**Task input:**
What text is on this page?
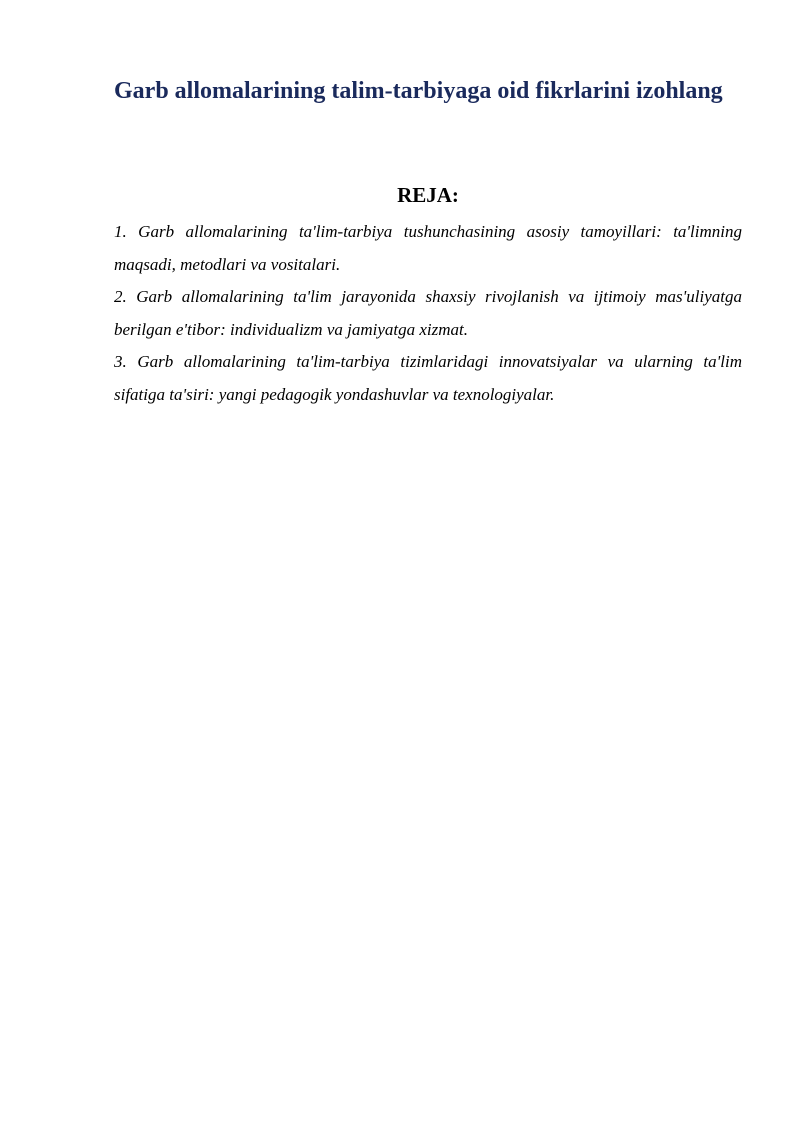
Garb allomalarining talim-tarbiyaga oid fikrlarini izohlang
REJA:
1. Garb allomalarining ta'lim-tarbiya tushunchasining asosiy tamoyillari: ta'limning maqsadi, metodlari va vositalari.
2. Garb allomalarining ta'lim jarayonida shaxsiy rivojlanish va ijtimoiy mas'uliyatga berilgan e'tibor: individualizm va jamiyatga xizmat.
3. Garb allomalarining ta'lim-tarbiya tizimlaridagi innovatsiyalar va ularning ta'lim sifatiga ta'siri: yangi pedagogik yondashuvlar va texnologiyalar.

==

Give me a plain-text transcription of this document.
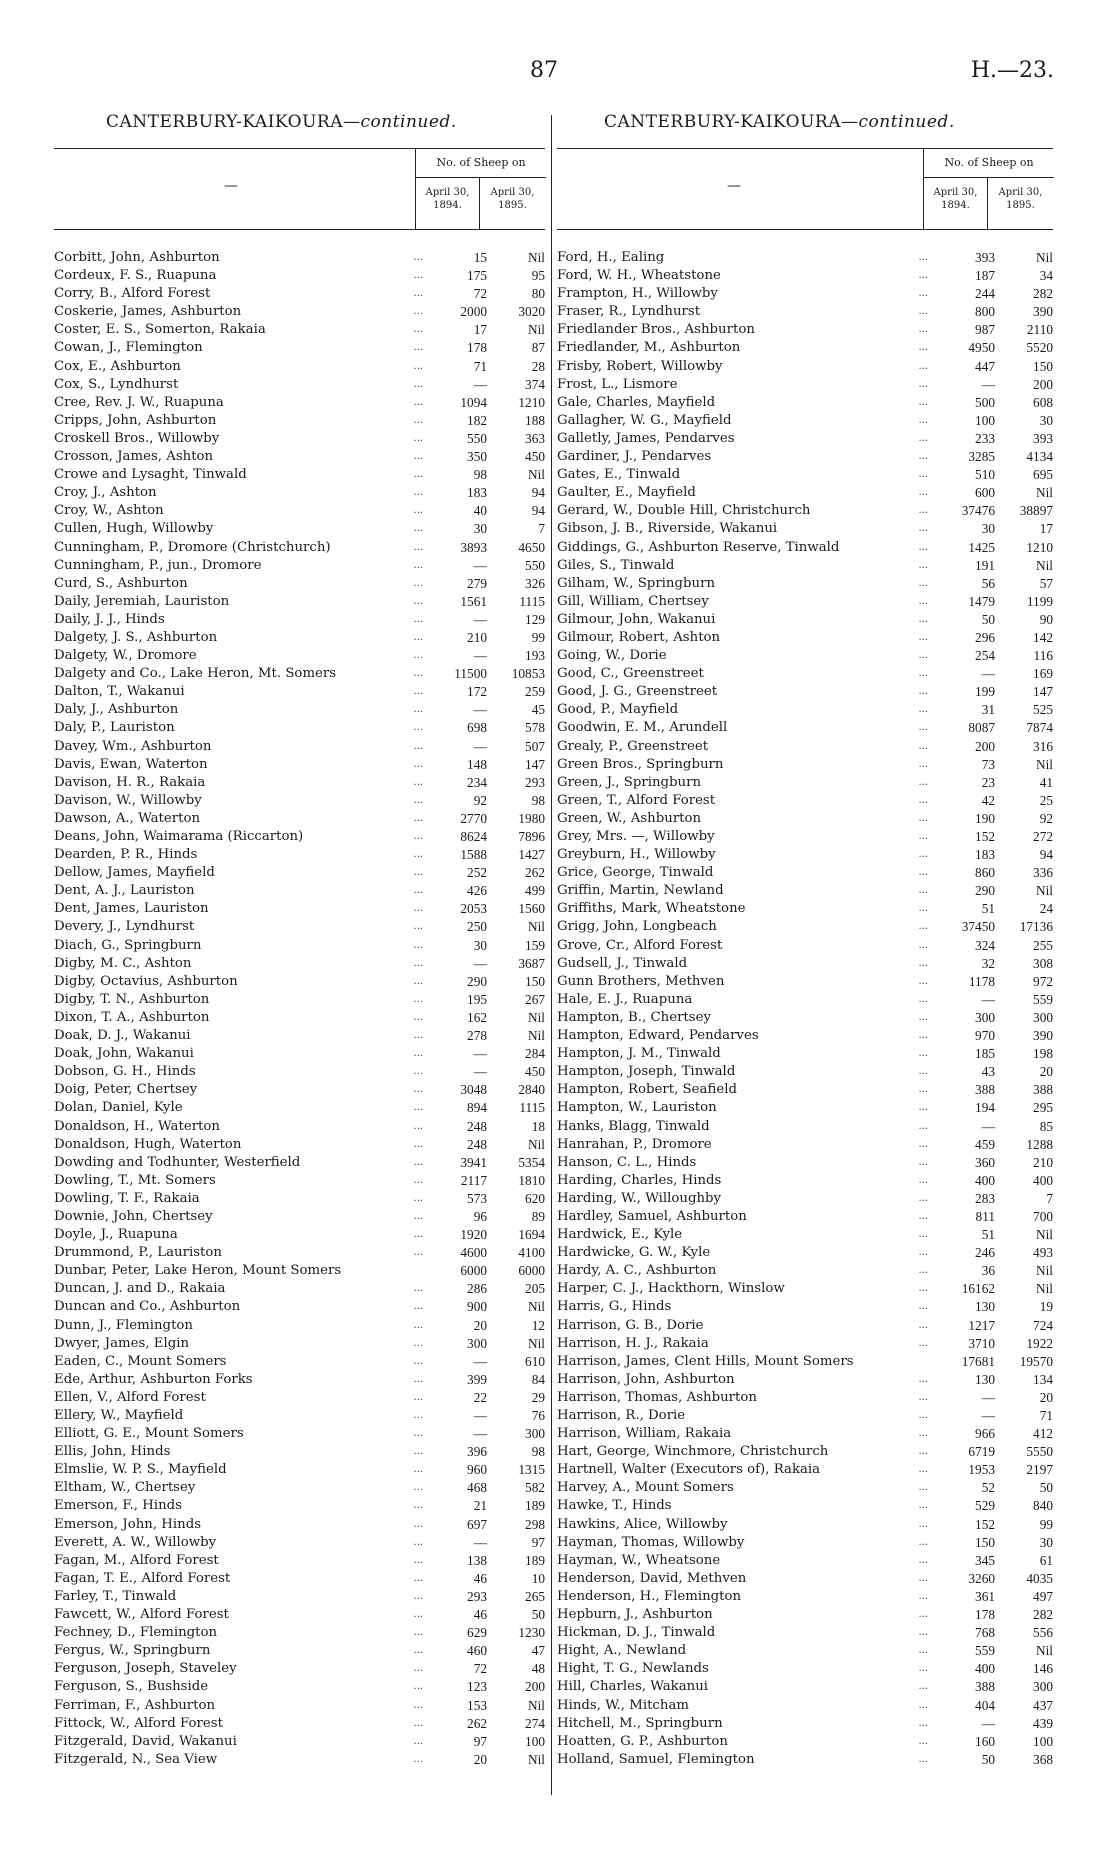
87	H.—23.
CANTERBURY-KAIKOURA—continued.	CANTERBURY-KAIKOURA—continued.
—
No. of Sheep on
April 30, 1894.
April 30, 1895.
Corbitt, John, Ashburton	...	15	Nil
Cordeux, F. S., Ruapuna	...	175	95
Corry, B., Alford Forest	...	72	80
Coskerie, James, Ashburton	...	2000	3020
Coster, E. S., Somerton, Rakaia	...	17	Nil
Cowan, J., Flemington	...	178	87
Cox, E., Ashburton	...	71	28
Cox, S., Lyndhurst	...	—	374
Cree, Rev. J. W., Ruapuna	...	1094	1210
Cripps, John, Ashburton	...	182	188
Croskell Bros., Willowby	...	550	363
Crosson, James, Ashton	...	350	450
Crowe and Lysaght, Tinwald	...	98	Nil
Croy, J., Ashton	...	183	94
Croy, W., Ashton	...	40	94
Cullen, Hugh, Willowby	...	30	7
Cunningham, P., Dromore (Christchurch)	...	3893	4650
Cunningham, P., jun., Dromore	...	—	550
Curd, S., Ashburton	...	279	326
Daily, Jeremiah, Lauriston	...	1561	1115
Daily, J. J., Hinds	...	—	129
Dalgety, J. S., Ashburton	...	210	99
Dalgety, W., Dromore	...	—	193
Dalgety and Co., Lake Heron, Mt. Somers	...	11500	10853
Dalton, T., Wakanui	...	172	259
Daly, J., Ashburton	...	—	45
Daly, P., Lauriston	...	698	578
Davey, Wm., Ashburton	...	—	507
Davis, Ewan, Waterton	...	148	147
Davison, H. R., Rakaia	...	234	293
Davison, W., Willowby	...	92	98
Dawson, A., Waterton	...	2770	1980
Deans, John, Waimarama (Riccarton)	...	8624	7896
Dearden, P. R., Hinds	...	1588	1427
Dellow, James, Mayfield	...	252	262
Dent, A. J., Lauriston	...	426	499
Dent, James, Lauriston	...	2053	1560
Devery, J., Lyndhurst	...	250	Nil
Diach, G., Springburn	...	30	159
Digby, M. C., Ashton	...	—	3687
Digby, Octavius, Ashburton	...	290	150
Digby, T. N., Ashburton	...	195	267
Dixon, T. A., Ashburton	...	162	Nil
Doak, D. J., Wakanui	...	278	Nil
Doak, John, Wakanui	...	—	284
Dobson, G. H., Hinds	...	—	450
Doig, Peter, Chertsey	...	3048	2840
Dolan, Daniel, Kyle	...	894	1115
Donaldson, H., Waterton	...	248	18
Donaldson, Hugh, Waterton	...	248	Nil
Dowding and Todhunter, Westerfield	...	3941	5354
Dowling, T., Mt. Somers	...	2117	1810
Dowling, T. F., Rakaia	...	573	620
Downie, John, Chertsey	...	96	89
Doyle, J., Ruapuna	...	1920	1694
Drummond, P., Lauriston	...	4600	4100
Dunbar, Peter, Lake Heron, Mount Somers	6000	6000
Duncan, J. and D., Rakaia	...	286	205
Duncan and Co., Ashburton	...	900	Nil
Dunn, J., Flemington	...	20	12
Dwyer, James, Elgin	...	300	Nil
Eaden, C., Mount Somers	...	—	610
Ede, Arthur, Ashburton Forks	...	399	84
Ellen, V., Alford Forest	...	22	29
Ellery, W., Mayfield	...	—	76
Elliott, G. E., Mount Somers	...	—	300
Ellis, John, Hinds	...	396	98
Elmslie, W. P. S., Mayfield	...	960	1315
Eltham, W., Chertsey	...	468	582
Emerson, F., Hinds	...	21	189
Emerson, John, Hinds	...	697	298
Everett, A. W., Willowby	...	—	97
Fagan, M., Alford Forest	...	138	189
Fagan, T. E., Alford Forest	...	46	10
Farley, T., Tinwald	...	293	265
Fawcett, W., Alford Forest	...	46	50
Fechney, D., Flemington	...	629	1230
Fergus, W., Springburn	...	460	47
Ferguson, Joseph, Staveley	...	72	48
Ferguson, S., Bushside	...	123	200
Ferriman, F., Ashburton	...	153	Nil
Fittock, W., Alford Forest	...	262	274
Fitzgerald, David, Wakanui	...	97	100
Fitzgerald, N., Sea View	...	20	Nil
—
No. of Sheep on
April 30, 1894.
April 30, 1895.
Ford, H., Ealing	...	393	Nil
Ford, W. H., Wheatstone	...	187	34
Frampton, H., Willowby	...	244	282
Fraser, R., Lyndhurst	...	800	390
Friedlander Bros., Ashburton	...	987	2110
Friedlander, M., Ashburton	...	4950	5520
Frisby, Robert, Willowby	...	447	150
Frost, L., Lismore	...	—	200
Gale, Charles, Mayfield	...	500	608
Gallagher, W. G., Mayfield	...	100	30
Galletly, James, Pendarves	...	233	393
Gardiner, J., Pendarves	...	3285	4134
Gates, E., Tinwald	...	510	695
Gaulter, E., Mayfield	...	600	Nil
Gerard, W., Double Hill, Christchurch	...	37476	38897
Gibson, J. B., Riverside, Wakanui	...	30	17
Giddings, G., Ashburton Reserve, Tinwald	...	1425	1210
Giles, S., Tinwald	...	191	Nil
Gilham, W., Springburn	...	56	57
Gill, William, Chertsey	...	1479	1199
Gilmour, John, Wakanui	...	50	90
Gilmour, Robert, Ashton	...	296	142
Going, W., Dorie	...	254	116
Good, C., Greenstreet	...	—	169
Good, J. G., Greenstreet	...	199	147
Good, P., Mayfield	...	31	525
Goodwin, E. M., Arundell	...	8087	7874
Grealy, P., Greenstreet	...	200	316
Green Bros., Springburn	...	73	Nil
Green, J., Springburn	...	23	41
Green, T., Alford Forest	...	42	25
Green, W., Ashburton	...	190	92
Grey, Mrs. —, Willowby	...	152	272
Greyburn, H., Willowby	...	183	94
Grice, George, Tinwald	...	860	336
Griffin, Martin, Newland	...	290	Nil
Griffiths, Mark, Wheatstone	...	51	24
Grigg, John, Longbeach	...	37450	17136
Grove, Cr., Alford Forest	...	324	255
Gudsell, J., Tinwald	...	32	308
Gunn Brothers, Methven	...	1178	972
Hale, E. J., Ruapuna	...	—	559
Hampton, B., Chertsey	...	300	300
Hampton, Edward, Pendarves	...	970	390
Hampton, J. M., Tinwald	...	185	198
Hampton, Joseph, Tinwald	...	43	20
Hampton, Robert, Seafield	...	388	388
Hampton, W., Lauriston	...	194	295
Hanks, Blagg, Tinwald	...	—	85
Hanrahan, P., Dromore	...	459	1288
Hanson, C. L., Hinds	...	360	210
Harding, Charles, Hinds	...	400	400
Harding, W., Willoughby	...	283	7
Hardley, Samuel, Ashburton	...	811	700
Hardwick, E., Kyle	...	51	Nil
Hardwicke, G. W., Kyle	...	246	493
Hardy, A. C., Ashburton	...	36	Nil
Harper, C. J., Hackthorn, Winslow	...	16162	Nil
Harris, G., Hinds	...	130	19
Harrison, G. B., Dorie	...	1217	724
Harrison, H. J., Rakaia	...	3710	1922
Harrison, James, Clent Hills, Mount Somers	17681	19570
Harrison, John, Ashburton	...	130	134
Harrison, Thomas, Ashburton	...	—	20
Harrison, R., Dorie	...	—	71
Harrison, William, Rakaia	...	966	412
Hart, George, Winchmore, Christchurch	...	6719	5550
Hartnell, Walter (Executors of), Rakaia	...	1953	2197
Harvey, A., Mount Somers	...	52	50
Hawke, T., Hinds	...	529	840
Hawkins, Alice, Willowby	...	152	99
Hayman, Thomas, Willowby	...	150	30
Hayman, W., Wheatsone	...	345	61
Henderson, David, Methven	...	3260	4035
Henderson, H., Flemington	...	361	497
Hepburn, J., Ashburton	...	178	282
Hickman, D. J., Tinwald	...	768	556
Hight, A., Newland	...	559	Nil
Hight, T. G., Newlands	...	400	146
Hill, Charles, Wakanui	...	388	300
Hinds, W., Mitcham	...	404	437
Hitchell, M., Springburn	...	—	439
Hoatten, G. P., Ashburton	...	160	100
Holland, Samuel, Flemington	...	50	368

**Requirement:**
Report all lines of the material that contain the word "Hight".

**Exercise solution:**
Hight, A., Newland	...	559	Nil
Hight, T. G., Newlands	...	400	146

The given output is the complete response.